Il Barone intanto ci mostra con l’entusiasmo di un bambino perfettamente pettinato l’armamentario acquistato il giorno prima a Grazzano Visconti (Pc) al celeberrimo Festival dei Gufi, probabilmente accendendo in loco un mutuo Findomestic:

  • numero indefinito di birre artigianali 33 cl con gufo nell’etichetta
  • sottobicchieri per predette birre con il motto “bevi come un gufo”
  • decalcomanie di gufi appollaiati per l’auto
  • pigiama in seta con gufo cucito sulla patta
  • gufo artigianale scolpito in marmo di Carrara e dipinto a mano del peso di 70 kg

Il detto statuario gufo viene posizionato di fianco al televisore, a sua volta posizionato in terrazzo con emiciclo di sedie e divanetti a simulare la curva di uno stadio.

Verso le 20.15 il padrone di casa si presenta con sette birre e convoca tutti davanti al televisore per il rito della gufata. Al suono dell’inno del Madrid, uniamo al cielo le sette birre cantando in spagnolo:
“Madrid Madrid Madrid
¡Hala madrid!
Y nada más
Y nada más
¡Hala madrid!”
Un vicino di casa chiama i carabinieri, senza successo. Uno dei gufi, con le lacrime per la commozione, fa notare:
“La birra è un po’ calda”
“Riportiamola in frigo”
Quattro rampe di scale a scendere, quattro a salire.
“Sete! Le birre!”
“Vamonos!”
Quattro rampe di scale a scendere, quattro a salire.
“Eccole!”
“Ancora un po’ caldine!”
“Riportiamole in frigo!”
La scena si ripete sei volte in dieci minuti, dopo i quali due gufi avvertono i primi classici sintomi dell’infarto al miocardio. Alle 20.40 finalmente beviamo.
“Avete notato?”, faccio io per stemperare la tensione mentre a Cardiff organizzano una specie di Festivalbar prepartita.
“No”, fanno gli altri sei, di cui uno ruttando.
“Il ramo artigianale su cui è appollaiato il gufo artigianale”, dico io.
“Eh”, fanno gli altri sei macerati dalla tensione mentre cercano di leggere le formazioni.
“Guardate bene. E’ un evidente simbolo fallico”, dico io.
“Uh”, fanno gli altri sei.
“Cioè, è un cazzo! Capite? Cazzo. C-A-Z-Z-O”
“Cazzo dici?” mi fa uno dei sei.
“Non capite un cazzo”, faccio io.
“Che cazzo dovremmo capire, cazzo?”, fa un altro, in un’ormai insopportabile loop della parola cazzo.
“Ma è un evidente messaggio subliminale, dai! Tipo quelli che inseriscono nei film della Disney tra un fotogramma e l’altro, massì, non sapete proprio niente… oppure simboli fallici manifesti, dai, tipo la rupe del Re Leone che se la guardi bene è un enorme cazzo e le mamme al cinema si eccitano ed escono dalla sala e comperano il triplo dei pop corn che avrebbero voluto e…”

——————————

▶ [Cosa fare]
Puoi riscrivere il brano partendo da "La scena si" e arrivando fino a "cui uno ruttando.", mettendo "Milano" al posto di "Cardiff"? Basati esclusivamente sul brano, senza ricorrere ad altre fonti.

——————————

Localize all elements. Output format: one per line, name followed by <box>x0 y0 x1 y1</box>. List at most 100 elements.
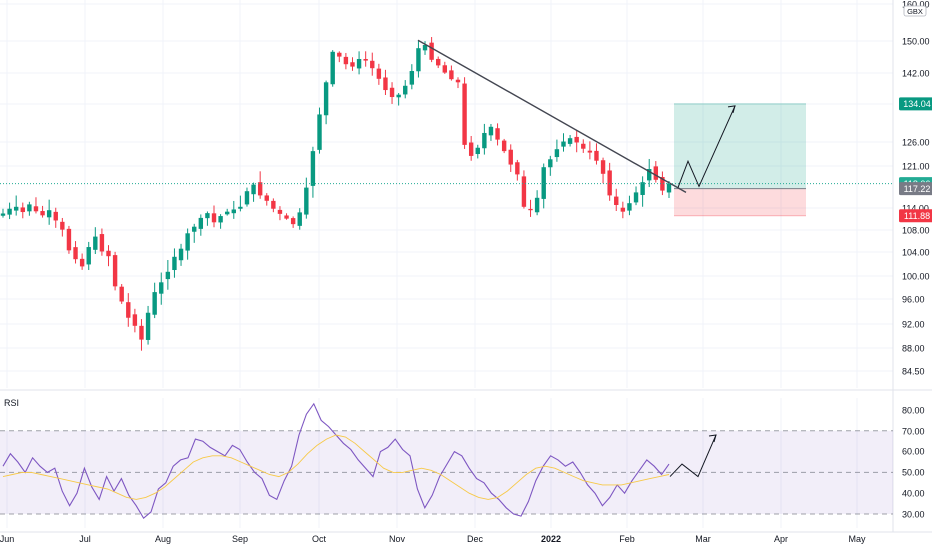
time-tick-label: Jun <box>0 534 14 544</box>
candle-body <box>33 206 39 212</box>
candle-body <box>330 51 335 85</box>
time-tick-label: Jul <box>79 534 91 544</box>
candle-body <box>501 140 507 152</box>
time-tick-label: 2022 <box>541 534 561 544</box>
candle-body <box>548 159 553 168</box>
candle-body <box>475 147 480 155</box>
candle-body <box>449 70 454 80</box>
candle-body <box>416 48 421 72</box>
candle-body <box>462 83 467 145</box>
candle-body <box>396 94 401 98</box>
rsi-tick-label: 60.00 <box>902 447 925 457</box>
candle-body <box>534 197 540 213</box>
candle-body <box>409 71 415 85</box>
candle-body <box>508 149 513 165</box>
price-tag-box <box>899 182 932 196</box>
candle-body <box>389 87 395 98</box>
price-tag-box <box>899 97 932 111</box>
candle-body <box>106 250 111 257</box>
candle-body <box>488 126 494 136</box>
candle-body <box>119 286 124 302</box>
candle-body <box>574 136 579 143</box>
rsi-projection-arrowhead <box>708 434 717 443</box>
price-tick-label: 84.50 <box>902 367 925 377</box>
candle-body <box>561 141 566 147</box>
candle-body <box>79 258 85 267</box>
candle-body <box>581 143 586 149</box>
candle-body <box>323 82 329 116</box>
long-position-tool[interactable] <box>674 103 806 217</box>
candle-body <box>277 209 283 214</box>
candle-body <box>60 221 65 230</box>
price-tag-box <box>899 209 932 223</box>
candle-body <box>257 182 263 196</box>
candle-body <box>666 183 672 193</box>
candle-body <box>172 256 177 271</box>
rsi-tick-label: 80.00 <box>902 406 925 416</box>
candle-body <box>350 62 355 67</box>
candle-body <box>165 271 171 280</box>
candle-body <box>40 211 45 216</box>
candle-body <box>587 150 593 153</box>
price-tag-label: 111.88 <box>904 211 930 221</box>
candle-body <box>337 52 342 57</box>
candle-body <box>567 138 573 144</box>
projection-arrow <box>677 105 736 188</box>
candle-body <box>205 213 210 219</box>
candle-body <box>660 177 665 191</box>
candle-body <box>356 59 362 69</box>
price-tick-label: 126.00 <box>902 138 930 148</box>
candle-body <box>145 312 151 340</box>
currency-label: GBX <box>907 7 923 16</box>
candle-body <box>86 247 91 265</box>
candle-body <box>495 128 500 140</box>
candle-body <box>317 114 322 150</box>
candle-body <box>0 213 6 216</box>
candle-body <box>185 233 190 251</box>
candle-body <box>251 184 256 195</box>
candle-body <box>297 212 302 226</box>
candle-body <box>528 208 533 211</box>
candle-body <box>627 203 632 211</box>
rsi-signal-line <box>2 434 670 500</box>
candle-body <box>231 209 236 214</box>
price-tick-label: 160.00 <box>902 0 930 10</box>
price-tag-label: 134.04 <box>903 99 931 109</box>
candle-body <box>218 216 223 223</box>
candle-body <box>132 314 138 326</box>
candle-body <box>46 210 52 218</box>
axes: 84.50 88.00 92.00 96.00 100.00 104.00 108.00 11… <box>0 0 930 544</box>
time-tick-label: Nov <box>389 534 406 544</box>
candle-body <box>20 207 25 213</box>
candle-body <box>66 228 72 251</box>
drawing-layer <box>0 39 893 194</box>
candle-body <box>284 215 289 219</box>
candle-body <box>436 58 441 66</box>
candle-body <box>304 187 309 215</box>
candle-body <box>541 167 546 199</box>
candle-body <box>112 255 118 287</box>
time-tick-label: Feb <box>619 534 635 544</box>
candle-body <box>363 59 368 61</box>
candle-body <box>310 151 316 186</box>
candle-body <box>7 208 12 215</box>
price-tick-label: 108.00 <box>902 226 930 236</box>
candle-body <box>192 226 197 232</box>
rsi-tick-label: 50.00 <box>902 468 925 478</box>
price-tick-label: 100.00 <box>902 272 930 282</box>
candle-body <box>73 247 78 260</box>
time-tick-label: Apr <box>774 534 788 544</box>
candle-body <box>429 42 434 60</box>
candle-body <box>376 68 382 79</box>
stop-zone <box>674 188 806 216</box>
candle-body <box>482 132 487 149</box>
candle-body <box>198 217 204 229</box>
currency-badge <box>903 5 927 17</box>
candle-body <box>640 182 645 195</box>
candle-body <box>271 200 276 209</box>
rsi-tick-label: 30.00 <box>902 510 925 520</box>
candle-body <box>554 149 560 158</box>
projection-arrowhead <box>727 105 736 114</box>
time-tick-label: Aug <box>155 534 171 544</box>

——————————

▶ [Risposta scritta]
La scena si ripete sei volte in dieci minuti, dopo i quali due gufi avvertono i primi classici sintomi dell’infarto al miocardio. Alle 20.40 finalmente beviamo.
“Avete notato?”, faccio io per stemperare la tensione mentre a Milano organizzano una specie di Festivalbar prepartita.
“No”, fanno gli altri sei, di cui uno ruttando.